■ GOAL
Repeat the material below word for word and leave out all pictures.

■ INFORMATION GIVEN
>>>

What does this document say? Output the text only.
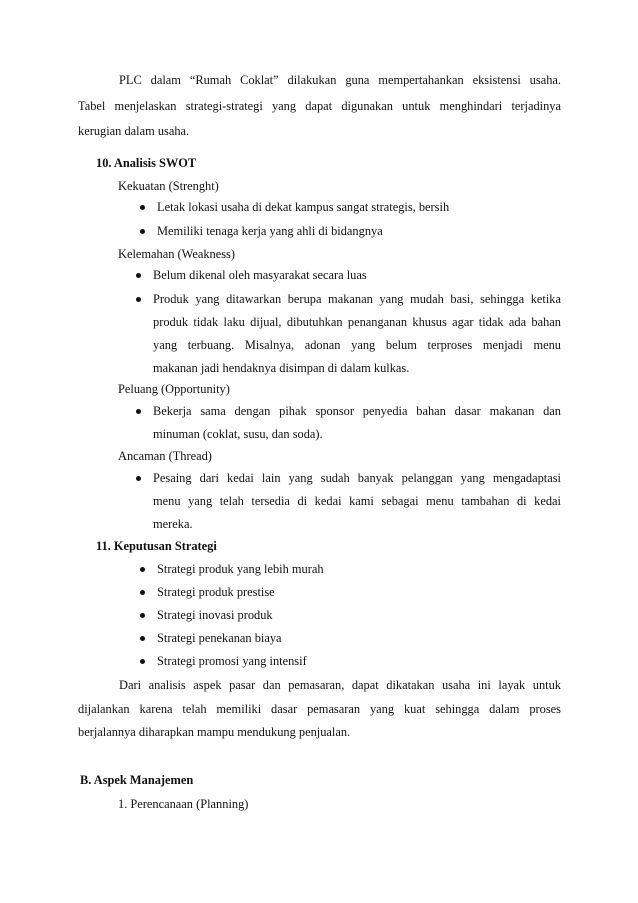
PLC dalam “Rumah Coklat” dilakukan guna mempertahankan eksistensi usaha.
Tabel menjelaskan strategi-strategi yang dapat digunakan untuk menghindari terjadinya
kerugian dalam usaha.
10. Analisis SWOT
Kekuatan (Strenght)
Letak lokasi usaha di dekat kampus sangat strategis, bersih
Memiliki tenaga kerja yang ahli di bidangnya
Kelemahan (Weakness)
Belum dikenal oleh masyarakat secara luas
Produk yang ditawarkan berupa makanan yang mudah basi, sehingga ketika
produk tidak laku dijual, dibutuhkan penanganan khusus agar tidak ada bahan
yang terbuang. Misalnya, adonan yang belum terproses menjadi menu
makanan jadi hendaknya disimpan di dalam kulkas.
Peluang (Opportunity)
Bekerja sama dengan pihak sponsor penyedia bahan dasar makanan dan
minuman (coklat, susu, dan soda).
Ancaman (Thread)
Pesaing dari kedai lain yang sudah banyak pelanggan yang mengadaptasi
menu yang telah tersedia di kedai kami sebagai menu tambahan di kedai
mereka.
11. Keputusan Strategi
Strategi produk yang lebih murah
Strategi produk prestise
Strategi inovasi produk
Strategi penekanan biaya
Strategi promosi yang intensif
Dari analisis aspek pasar dan pemasaran, dapat dikatakan usaha ini layak untuk
dijalankan karena telah memiliki dasar pemasaran yang kuat sehingga dalam proses
berjalannya diharapkan mampu mendukung penjualan.
B. Aspek Manajemen
1. Perencanaan (Planning)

<<<

■ RESPONSE
What does this document say? Output the text only.
PLC dalam “Rumah Coklat” dilakukan guna mempertahankan eksistensi usaha.
Tabel menjelaskan strategi-strategi yang dapat digunakan untuk menghindari terjadinya
kerugian dalam usaha.
10. Analisis SWOT
Kekuatan (Strenght)
Letak lokasi usaha di dekat kampus sangat strategis, bersih
Memiliki tenaga kerja yang ahli di bidangnya
Kelemahan (Weakness)
Belum dikenal oleh masyarakat secara luas
Produk yang ditawarkan berupa makanan yang mudah basi, sehingga ketika
produk tidak laku dijual, dibutuhkan penanganan khusus agar tidak ada bahan
yang terbuang. Misalnya, adonan yang belum terproses menjadi menu
makanan jadi hendaknya disimpan di dalam kulkas.
Peluang (Opportunity)
Bekerja sama dengan pihak sponsor penyedia bahan dasar makanan dan
minuman (coklat, susu, dan soda).
Ancaman (Thread)
Pesaing dari kedai lain yang sudah banyak pelanggan yang mengadaptasi
menu yang telah tersedia di kedai kami sebagai menu tambahan di kedai
mereka.
11. Keputusan Strategi
Strategi produk yang lebih murah
Strategi produk prestise
Strategi inovasi produk
Strategi penekanan biaya
Strategi promosi yang intensif
Dari analisis aspek pasar dan pemasaran, dapat dikatakan usaha ini layak untuk
dijalankan karena telah memiliki dasar pemasaran yang kuat sehingga dalam proses
berjalannya diharapkan mampu mendukung penjualan.
B. Aspek Manajemen
1. Perencanaan (Planning)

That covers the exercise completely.